THE PROBLEM
Write the material out again exactly.

GIVEN RECORDS
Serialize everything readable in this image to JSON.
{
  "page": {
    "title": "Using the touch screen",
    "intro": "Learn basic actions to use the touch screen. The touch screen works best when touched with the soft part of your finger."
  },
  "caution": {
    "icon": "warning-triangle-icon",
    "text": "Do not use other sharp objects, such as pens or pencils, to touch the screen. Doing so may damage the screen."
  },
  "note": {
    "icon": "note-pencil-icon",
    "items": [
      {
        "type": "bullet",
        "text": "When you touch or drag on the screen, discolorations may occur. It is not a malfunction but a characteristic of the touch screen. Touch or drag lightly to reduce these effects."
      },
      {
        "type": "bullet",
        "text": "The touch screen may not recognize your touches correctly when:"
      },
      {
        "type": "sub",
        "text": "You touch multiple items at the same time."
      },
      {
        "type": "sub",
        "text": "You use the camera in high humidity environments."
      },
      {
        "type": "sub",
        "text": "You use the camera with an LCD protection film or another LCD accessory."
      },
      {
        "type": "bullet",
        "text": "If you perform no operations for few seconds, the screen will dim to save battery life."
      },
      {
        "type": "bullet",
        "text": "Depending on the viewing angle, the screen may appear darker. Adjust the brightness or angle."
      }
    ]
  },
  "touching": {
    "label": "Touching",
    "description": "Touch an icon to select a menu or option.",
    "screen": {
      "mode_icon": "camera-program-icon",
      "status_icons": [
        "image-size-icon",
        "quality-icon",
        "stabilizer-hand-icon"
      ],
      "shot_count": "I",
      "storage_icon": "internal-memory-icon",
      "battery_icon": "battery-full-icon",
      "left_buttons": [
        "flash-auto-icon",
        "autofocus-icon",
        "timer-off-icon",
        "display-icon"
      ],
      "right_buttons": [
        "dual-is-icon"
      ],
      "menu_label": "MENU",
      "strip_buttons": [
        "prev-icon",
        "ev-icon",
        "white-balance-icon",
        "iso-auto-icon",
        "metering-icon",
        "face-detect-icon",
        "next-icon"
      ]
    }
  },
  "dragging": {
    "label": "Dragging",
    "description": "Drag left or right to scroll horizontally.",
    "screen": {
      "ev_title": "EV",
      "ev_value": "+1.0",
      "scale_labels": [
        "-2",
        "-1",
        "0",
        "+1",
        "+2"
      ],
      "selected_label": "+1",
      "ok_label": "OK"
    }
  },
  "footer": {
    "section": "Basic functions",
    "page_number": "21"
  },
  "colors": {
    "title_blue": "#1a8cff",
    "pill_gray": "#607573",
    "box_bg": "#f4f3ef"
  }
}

WRITTEN RESPONSE
Serialize everything readable in this image to JSON.
{
  "page": {
    "title": "Using the touch screen",
    "intro": "Learn basic actions to use the touch screen. The touch screen works best when touched with the soft part of your finger."
  },
  "caution": {
    "icon": "warning-triangle-icon",
    "text": "Do not use other sharp objects, such as pens or pencils, to touch the screen. Doing so may damage the screen."
  },
  "note": {
    "icon": "note-pencil-icon",
    "items": [
      {
        "type": "bullet",
        "text": "When you touch or drag on the screen, discolorations may occur. It is not a malfunction but a characteristic of the touch screen. Touch or drag lightly to reduce these effects."
      },
      {
        "type": "bullet",
        "text": "The touch screen may not recognize your touches correctly when:"
      },
      {
        "type": "sub",
        "text": "You touch multiple items at the same time."
      },
      {
        "type": "sub",
        "text": "You use the camera in high humidity environments."
      },
      {
        "type": "sub",
        "text": "You use the camera with an LCD protection film or another LCD accessory."
      },
      {
        "type": "bullet",
        "text": "If you perform no operations for few seconds, the screen will dim to save battery life."
      },
      {
        "type": "bullet",
        "text": "Depending on the viewing angle, the screen may appear darker. Adjust the brightness or angle."
      }
    ]
  },
  "touching": {
    "label": "Touching",
    "description": "Touch an icon to select a menu or option.",
    "screen": {
      "mode_icon": "camera-program-icon",
      "status_icons": [
        "image-size-icon",
        "quality-icon",
        "stabilizer-hand-icon"
      ],
      "shot_count": "I",
      "storage_icon": "internal-memory-icon",
      "battery_icon": "battery-full-icon",
      "left_buttons": [
        "flash-auto-icon",
        "autofocus-icon",
        "timer-off-icon",
        "display-icon"
      ],
      "right_buttons": [
        "dual-is-icon"
      ],
      "menu_label": "MENU",
      "strip_buttons": [
        "prev-icon",
        "ev-icon",
        "white-balance-icon",
        "iso-auto-icon",
        "metering-icon",
        "face-detect-icon",
        "next-icon"
      ]
    }
  },
  "dragging": {
    "label": "Dragging",
    "description": "Drag left or right to scroll horizontally.",
    "screen": {
      "ev_title": "EV",
      "ev_value": "+1.0",
      "scale_labels": [
        "-2",
        "-1",
        "0",
        "+1",
        "+2"
      ],
      "selected_label": "+1",
      "ok_label": "OK"
    }
  },
  "footer": {
    "section": "Basic functions",
    "page_number": "21"
  },
  "colors": {
    "title_blue": "#1a8cff",
    "pill_gray": "#607573",
    "box_bg": "#f4f3ef"
  }
}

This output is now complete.